* _GIVEN INSTRUCTION_: Extract every line of the material that contains the string "Tools".

* _RECORD EXTRACTS_:
• • •

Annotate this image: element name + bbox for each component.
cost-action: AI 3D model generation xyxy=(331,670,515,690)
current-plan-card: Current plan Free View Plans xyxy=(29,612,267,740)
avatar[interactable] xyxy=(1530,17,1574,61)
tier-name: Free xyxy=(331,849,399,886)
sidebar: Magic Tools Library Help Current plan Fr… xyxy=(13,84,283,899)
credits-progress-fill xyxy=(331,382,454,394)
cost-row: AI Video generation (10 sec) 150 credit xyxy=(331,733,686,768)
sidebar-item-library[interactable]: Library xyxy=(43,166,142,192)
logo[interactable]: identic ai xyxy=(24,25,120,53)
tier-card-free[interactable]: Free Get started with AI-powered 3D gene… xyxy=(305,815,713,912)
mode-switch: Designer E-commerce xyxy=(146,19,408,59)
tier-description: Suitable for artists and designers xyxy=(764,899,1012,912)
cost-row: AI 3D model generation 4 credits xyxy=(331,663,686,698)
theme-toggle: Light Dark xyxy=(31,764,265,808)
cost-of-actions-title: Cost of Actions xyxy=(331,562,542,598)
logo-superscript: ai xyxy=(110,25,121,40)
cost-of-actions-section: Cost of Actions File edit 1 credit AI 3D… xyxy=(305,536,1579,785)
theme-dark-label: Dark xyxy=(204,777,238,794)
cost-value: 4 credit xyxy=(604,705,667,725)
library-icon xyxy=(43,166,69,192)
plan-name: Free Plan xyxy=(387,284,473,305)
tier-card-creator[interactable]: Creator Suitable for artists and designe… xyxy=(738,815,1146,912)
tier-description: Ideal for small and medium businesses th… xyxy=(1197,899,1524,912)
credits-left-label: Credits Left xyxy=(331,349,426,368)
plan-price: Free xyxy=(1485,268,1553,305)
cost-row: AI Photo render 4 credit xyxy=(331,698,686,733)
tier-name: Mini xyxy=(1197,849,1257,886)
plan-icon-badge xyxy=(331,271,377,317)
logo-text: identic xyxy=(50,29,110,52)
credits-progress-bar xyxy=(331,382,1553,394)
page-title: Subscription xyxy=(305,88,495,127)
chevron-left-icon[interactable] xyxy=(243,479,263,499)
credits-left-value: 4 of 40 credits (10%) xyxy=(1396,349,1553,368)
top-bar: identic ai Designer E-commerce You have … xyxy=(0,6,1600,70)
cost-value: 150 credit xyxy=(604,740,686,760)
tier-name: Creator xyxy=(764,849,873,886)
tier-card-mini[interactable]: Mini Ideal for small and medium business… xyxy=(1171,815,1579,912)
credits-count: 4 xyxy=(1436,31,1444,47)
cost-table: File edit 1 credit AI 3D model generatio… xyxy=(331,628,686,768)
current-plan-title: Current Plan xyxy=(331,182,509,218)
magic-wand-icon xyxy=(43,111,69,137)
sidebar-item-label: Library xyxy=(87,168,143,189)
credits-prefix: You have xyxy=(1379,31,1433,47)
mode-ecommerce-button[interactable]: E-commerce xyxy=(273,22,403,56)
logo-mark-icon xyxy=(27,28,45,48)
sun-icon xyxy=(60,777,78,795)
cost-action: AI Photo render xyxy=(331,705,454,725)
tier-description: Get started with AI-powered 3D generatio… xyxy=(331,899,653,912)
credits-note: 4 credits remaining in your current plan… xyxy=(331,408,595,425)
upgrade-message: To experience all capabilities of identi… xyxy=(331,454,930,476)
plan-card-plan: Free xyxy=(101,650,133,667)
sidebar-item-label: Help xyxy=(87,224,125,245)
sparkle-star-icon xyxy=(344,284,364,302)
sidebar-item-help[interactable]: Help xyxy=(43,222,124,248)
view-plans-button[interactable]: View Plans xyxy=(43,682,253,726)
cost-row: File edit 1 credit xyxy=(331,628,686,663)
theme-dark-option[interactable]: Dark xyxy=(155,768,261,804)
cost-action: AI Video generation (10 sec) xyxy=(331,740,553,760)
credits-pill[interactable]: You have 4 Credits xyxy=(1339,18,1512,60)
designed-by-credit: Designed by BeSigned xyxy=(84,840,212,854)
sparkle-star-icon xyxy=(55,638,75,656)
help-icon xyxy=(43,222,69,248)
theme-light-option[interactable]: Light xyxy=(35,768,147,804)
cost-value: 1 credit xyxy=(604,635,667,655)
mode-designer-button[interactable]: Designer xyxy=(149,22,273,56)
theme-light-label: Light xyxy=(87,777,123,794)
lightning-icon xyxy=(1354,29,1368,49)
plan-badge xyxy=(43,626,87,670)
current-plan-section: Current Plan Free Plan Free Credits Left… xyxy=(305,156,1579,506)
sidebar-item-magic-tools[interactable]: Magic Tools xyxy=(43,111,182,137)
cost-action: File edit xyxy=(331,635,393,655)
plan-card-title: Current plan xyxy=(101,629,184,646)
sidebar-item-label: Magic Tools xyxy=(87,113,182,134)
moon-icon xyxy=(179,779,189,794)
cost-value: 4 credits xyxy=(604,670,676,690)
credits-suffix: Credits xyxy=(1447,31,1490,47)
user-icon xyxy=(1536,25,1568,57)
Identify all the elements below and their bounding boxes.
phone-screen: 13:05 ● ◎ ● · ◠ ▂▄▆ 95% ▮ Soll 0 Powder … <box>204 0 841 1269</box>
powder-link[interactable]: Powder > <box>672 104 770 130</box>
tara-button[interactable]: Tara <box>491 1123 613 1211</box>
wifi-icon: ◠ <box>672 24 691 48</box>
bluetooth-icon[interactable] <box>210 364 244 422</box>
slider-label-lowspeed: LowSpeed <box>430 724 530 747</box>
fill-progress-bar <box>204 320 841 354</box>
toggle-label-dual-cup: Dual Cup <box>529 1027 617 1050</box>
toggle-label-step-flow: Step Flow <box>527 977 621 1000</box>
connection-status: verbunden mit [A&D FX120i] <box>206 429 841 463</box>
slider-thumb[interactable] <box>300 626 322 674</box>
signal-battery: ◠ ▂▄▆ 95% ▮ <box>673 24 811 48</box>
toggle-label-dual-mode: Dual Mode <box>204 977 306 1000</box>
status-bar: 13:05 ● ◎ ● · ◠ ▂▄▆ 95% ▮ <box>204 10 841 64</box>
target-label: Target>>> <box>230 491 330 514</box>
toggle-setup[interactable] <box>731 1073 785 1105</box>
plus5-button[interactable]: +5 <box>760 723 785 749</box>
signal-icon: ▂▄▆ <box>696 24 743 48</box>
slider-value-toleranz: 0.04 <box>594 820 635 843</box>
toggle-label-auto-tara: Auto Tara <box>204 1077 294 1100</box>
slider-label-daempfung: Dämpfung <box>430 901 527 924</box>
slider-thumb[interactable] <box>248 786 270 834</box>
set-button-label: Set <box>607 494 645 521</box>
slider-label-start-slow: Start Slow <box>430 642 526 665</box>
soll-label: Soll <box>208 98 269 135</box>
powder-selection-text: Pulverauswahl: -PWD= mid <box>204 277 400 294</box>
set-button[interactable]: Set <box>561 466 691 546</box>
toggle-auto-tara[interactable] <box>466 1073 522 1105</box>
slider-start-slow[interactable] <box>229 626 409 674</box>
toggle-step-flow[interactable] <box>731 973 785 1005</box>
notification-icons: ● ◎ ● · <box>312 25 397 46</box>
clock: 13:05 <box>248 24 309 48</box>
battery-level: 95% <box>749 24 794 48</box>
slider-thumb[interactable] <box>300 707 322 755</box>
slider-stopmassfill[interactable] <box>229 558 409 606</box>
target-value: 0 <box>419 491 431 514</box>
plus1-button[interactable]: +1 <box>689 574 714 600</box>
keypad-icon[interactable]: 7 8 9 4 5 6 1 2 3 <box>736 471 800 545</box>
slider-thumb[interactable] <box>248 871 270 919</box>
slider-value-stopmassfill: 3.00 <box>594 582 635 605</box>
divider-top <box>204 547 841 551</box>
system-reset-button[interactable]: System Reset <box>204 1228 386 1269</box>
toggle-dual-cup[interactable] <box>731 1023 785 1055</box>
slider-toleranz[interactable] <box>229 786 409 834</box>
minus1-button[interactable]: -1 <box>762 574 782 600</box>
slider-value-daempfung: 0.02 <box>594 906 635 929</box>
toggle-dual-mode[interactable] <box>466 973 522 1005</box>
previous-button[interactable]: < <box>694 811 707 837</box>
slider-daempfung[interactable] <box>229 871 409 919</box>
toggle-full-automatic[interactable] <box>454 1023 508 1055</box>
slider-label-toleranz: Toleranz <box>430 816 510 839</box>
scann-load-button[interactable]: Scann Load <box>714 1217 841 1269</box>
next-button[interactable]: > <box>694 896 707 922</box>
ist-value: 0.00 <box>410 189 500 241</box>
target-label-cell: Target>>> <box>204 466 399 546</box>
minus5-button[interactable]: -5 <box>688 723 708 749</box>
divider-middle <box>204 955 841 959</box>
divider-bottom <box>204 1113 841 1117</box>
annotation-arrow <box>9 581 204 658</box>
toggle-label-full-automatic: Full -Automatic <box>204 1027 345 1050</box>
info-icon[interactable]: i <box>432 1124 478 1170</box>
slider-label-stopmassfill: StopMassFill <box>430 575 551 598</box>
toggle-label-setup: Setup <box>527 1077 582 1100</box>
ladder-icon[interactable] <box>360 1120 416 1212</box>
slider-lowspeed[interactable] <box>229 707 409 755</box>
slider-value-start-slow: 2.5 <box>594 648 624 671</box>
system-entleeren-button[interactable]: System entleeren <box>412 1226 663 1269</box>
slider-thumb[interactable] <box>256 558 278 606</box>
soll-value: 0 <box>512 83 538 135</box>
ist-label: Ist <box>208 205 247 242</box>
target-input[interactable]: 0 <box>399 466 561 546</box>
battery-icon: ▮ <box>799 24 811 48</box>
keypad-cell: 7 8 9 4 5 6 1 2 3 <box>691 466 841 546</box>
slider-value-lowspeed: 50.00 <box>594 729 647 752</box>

• • •

* _EXERCISE RESPONSE_:
sidebar: Magic Tools Library Help Current plan Fr… xyxy=(13,84,283,899)
sidebar-item-magic-tools[interactable]: Magic Tools xyxy=(43,111,182,137)
sidebar-item-label: Magic Tools xyxy=(87,113,182,134)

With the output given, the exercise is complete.